__Data records__
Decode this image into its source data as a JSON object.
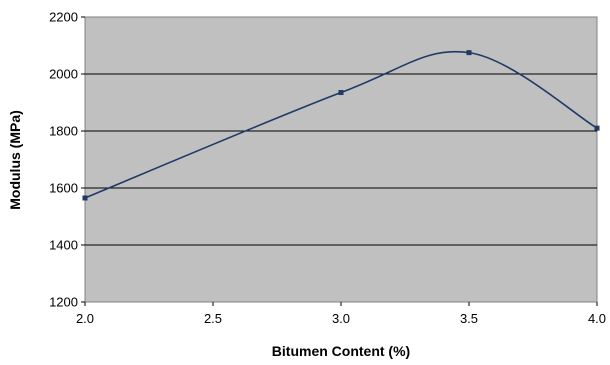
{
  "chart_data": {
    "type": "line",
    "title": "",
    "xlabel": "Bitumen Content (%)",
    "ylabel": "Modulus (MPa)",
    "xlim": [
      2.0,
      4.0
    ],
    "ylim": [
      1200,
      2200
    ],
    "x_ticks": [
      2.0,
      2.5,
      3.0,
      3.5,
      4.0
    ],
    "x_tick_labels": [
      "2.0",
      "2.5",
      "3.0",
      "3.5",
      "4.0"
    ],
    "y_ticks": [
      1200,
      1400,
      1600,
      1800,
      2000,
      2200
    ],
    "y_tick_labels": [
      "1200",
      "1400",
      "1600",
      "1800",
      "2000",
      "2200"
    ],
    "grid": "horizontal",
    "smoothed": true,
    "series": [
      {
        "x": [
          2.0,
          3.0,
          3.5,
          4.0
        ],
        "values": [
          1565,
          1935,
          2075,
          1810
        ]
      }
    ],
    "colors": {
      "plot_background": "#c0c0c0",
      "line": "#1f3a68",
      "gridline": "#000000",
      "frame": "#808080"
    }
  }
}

...

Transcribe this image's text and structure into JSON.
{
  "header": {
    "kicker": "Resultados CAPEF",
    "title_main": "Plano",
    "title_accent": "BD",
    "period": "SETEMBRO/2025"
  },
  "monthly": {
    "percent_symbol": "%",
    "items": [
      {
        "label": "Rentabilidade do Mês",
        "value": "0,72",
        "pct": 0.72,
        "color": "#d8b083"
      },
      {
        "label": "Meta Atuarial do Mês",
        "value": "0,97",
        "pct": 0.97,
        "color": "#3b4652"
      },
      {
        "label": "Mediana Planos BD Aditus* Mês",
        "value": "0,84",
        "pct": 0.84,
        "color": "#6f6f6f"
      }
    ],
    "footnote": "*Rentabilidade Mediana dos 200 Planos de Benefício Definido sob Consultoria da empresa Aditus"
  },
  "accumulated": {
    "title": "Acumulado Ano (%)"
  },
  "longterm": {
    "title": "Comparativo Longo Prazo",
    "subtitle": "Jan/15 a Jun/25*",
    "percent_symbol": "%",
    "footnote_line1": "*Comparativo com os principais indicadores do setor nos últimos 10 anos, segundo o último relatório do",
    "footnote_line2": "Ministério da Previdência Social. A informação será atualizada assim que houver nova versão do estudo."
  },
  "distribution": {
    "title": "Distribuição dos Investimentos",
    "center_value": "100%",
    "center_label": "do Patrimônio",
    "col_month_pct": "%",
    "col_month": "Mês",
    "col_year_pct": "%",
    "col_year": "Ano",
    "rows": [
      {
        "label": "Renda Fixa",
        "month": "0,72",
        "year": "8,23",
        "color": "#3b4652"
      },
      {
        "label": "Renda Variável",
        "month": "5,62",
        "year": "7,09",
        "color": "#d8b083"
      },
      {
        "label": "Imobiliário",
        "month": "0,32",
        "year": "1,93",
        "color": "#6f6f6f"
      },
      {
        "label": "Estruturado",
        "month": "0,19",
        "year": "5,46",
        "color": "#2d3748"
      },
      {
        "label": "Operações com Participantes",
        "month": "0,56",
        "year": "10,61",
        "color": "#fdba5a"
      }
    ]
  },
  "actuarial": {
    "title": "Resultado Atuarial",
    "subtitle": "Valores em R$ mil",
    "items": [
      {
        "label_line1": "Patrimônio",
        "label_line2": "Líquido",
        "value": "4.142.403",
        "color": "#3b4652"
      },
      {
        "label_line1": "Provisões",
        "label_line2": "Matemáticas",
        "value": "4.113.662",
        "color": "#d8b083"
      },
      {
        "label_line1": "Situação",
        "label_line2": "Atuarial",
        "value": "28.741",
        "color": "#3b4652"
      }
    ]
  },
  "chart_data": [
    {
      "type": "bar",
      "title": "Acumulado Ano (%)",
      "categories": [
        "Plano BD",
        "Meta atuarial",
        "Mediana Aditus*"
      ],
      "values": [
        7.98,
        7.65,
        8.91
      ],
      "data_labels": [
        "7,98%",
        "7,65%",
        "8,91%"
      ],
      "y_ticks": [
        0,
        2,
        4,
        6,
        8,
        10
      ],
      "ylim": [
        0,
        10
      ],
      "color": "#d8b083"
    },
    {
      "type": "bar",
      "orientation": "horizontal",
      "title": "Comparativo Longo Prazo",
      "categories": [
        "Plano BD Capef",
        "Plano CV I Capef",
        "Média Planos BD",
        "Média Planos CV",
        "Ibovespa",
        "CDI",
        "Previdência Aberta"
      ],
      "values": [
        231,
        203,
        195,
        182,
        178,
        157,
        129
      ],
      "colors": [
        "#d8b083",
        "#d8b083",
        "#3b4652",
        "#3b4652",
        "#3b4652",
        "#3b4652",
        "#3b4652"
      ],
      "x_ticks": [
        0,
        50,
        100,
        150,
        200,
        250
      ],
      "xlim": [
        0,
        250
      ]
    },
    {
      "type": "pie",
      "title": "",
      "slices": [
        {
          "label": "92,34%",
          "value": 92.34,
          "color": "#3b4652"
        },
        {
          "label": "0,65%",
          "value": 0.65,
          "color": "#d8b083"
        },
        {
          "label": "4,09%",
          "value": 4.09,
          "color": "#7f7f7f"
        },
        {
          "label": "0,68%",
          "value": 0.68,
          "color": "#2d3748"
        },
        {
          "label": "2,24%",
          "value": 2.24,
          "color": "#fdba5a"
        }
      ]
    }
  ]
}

---

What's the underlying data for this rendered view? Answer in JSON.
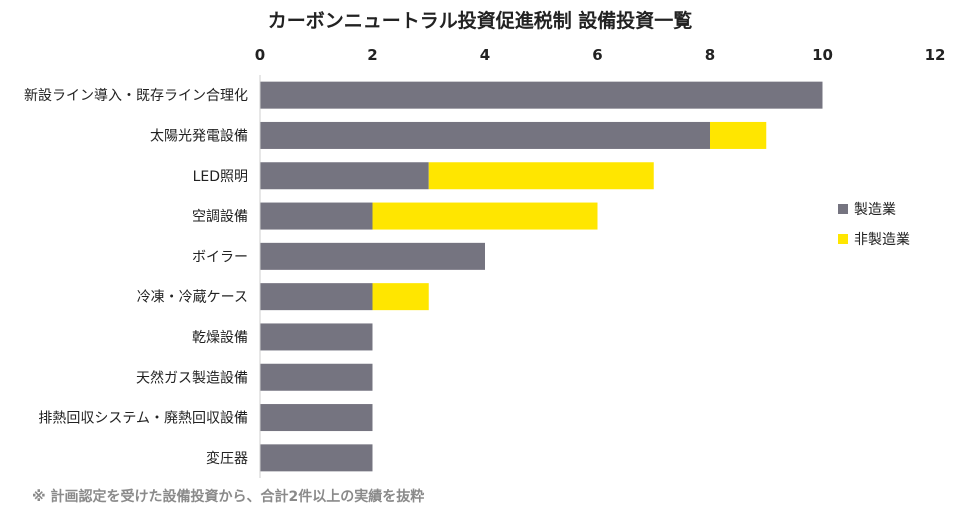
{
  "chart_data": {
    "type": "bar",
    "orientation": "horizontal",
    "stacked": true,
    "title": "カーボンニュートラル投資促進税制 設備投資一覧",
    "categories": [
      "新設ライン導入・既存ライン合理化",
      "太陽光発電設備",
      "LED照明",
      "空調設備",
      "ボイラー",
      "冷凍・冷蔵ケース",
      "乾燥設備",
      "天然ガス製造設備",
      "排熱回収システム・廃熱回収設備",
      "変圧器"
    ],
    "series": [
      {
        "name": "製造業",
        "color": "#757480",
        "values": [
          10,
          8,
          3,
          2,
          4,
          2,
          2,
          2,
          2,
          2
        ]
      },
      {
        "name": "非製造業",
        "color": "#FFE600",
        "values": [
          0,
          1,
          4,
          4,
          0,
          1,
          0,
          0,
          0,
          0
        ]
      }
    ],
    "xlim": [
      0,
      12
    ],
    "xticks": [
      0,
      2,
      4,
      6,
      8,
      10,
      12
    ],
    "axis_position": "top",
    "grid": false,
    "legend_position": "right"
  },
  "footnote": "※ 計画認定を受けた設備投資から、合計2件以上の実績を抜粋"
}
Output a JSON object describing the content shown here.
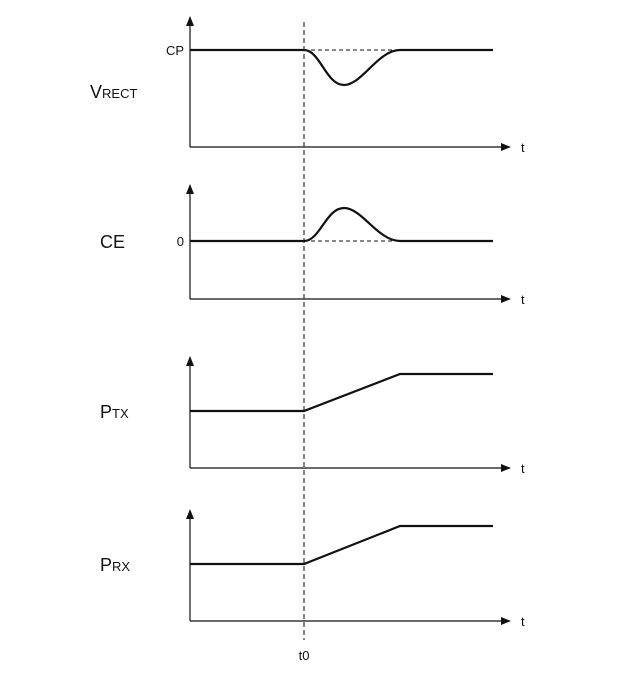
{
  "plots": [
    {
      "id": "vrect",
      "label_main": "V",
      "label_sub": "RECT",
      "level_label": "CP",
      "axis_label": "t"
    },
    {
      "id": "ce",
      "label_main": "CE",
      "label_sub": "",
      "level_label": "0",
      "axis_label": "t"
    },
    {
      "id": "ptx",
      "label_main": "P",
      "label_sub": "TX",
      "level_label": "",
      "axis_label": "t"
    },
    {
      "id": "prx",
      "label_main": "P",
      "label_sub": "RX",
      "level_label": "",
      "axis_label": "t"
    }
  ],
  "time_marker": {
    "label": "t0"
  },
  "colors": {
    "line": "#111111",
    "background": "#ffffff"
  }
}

__What this task involves__
All lines above with "type" in them should be returned.

__Written answer__
    "type": "line",
      "type": "bar",
      "type": "bar",
      "type": "pie",
    "type": "bar",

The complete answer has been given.